— Your goal —
Return every entry exactly as written.

— Data to process —
>>>>

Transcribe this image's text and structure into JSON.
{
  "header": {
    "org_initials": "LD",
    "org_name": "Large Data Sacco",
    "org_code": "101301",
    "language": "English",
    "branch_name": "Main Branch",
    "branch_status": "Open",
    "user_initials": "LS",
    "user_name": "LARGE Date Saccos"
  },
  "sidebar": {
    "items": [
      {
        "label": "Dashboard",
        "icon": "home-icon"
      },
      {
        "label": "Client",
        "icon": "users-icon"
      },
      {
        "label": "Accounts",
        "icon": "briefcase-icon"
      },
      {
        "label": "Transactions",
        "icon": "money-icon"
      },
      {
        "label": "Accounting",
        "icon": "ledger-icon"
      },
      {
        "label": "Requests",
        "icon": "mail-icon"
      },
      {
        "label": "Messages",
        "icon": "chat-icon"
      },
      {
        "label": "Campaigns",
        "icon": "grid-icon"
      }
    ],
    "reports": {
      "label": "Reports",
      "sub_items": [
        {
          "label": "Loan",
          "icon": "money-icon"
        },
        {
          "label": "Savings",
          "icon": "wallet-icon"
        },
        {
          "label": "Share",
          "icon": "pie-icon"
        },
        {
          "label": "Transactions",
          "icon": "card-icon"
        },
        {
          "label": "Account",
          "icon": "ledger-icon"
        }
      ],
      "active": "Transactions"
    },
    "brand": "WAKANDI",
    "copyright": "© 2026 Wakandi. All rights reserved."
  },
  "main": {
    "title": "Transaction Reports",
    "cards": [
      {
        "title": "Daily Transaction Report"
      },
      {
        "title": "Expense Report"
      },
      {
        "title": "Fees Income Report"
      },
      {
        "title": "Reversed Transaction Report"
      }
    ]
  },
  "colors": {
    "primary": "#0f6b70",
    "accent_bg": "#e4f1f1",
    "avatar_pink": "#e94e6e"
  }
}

<<<<

— Result of this task —
Transcribe this image's text and structure into JSON.
{
  "header": {
    "org_initials": "LD",
    "org_name": "Large Data Sacco",
    "org_code": "101301",
    "language": "English",
    "branch_name": "Main Branch",
    "branch_status": "Open",
    "user_initials": "LS",
    "user_name": "LARGE Date Saccos"
  },
  "sidebar": {
    "items": [
      {
        "label": "Dashboard",
        "icon": "home-icon"
      },
      {
        "label": "Client",
        "icon": "users-icon"
      },
      {
        "label": "Accounts",
        "icon": "briefcase-icon"
      },
      {
        "label": "Transactions",
        "icon": "money-icon"
      },
      {
        "label": "Accounting",
        "icon": "ledger-icon"
      },
      {
        "label": "Requests",
        "icon": "mail-icon"
      },
      {
        "label": "Messages",
        "icon": "chat-icon"
      },
      {
        "label": "Campaigns",
        "icon": "grid-icon"
      }
    ],
    "reports": {
      "label": "Reports",
      "sub_items": [
        {
          "label": "Loan",
          "icon": "money-icon"
        },
        {
          "label": "Savings",
          "icon": "wallet-icon"
        },
        {
          "label": "Share",
          "icon": "pie-icon"
        },
        {
          "label": "Transactions",
          "icon": "card-icon"
        },
        {
          "label": "Account",
          "icon": "ledger-icon"
        }
      ],
      "active": "Transactions"
    },
    "brand": "WAKANDI",
    "copyright": "© 2026 Wakandi. All rights reserved."
  },
  "main": {
    "title": "Transaction Reports",
    "cards": [
      {
        "title": "Daily Transaction Report"
      },
      {
        "title": "Expense Report"
      },
      {
        "title": "Fees Income Report"
      },
      {
        "title": "Reversed Transaction Report"
      }
    ]
  },
  "colors": {
    "primary": "#0f6b70",
    "accent_bg": "#e4f1f1",
    "avatar_pink": "#e94e6e"
  }
}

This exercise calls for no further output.